Short problem: Pictures in the records should not be copied, but every other part must be repeated exactly.

--- start of Material provided ---

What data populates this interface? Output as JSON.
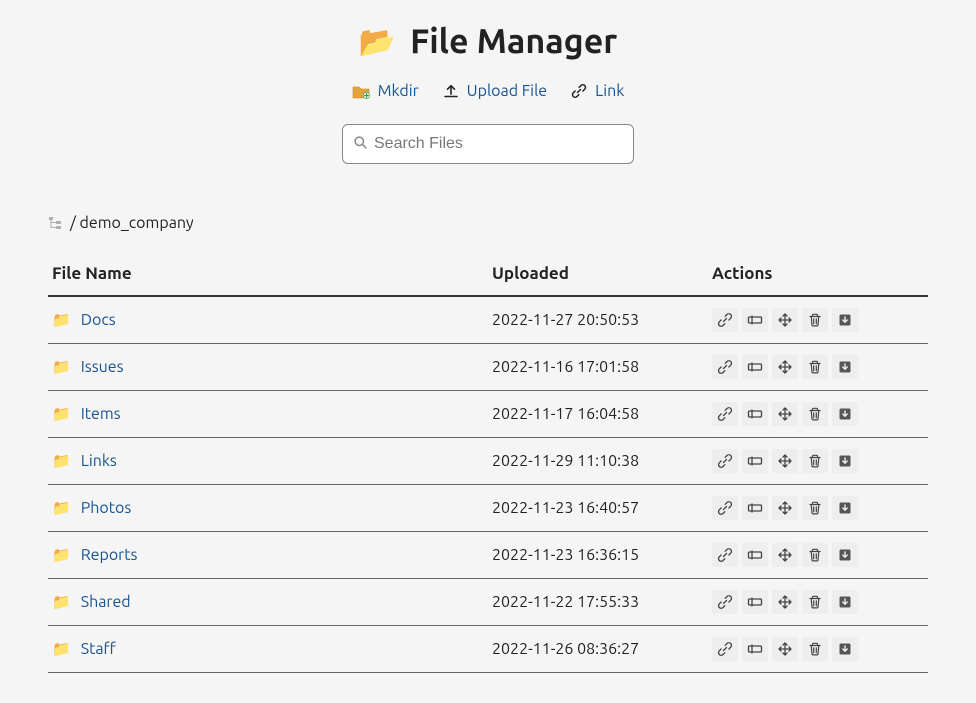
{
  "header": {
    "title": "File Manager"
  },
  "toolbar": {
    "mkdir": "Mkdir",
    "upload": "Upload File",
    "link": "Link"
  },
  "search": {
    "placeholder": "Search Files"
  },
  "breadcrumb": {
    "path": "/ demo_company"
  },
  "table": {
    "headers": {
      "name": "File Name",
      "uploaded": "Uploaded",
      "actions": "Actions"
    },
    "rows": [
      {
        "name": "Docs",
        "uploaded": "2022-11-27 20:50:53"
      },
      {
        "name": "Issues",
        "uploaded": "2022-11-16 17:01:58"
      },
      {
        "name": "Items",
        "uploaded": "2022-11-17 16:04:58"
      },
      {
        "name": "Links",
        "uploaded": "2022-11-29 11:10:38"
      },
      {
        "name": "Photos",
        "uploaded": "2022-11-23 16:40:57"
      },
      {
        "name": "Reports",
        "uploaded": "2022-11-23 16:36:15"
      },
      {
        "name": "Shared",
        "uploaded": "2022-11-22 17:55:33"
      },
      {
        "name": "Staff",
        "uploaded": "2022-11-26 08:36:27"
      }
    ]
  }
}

--- end of Material provided ---

Exercise solution:
What data populates this interface? Output as JSON.
{
  "header": {
    "title": "File Manager"
  },
  "toolbar": {
    "mkdir": "Mkdir",
    "upload": "Upload File",
    "link": "Link"
  },
  "search": {
    "placeholder": "Search Files"
  },
  "breadcrumb": {
    "path": "/ demo_company"
  },
  "table": {
    "headers": {
      "name": "File Name",
      "uploaded": "Uploaded",
      "actions": "Actions"
    },
    "rows": [
      {
        "name": "Docs",
        "uploaded": "2022-11-27 20:50:53"
      },
      {
        "name": "Issues",
        "uploaded": "2022-11-16 17:01:58"
      },
      {
        "name": "Items",
        "uploaded": "2022-11-17 16:04:58"
      },
      {
        "name": "Links",
        "uploaded": "2022-11-29 11:10:38"
      },
      {
        "name": "Photos",
        "uploaded": "2022-11-23 16:40:57"
      },
      {
        "name": "Reports",
        "uploaded": "2022-11-23 16:36:15"
      },
      {
        "name": "Shared",
        "uploaded": "2022-11-22 17:55:33"
      },
      {
        "name": "Staff",
        "uploaded": "2022-11-26 08:36:27"
      }
    ]
  }
}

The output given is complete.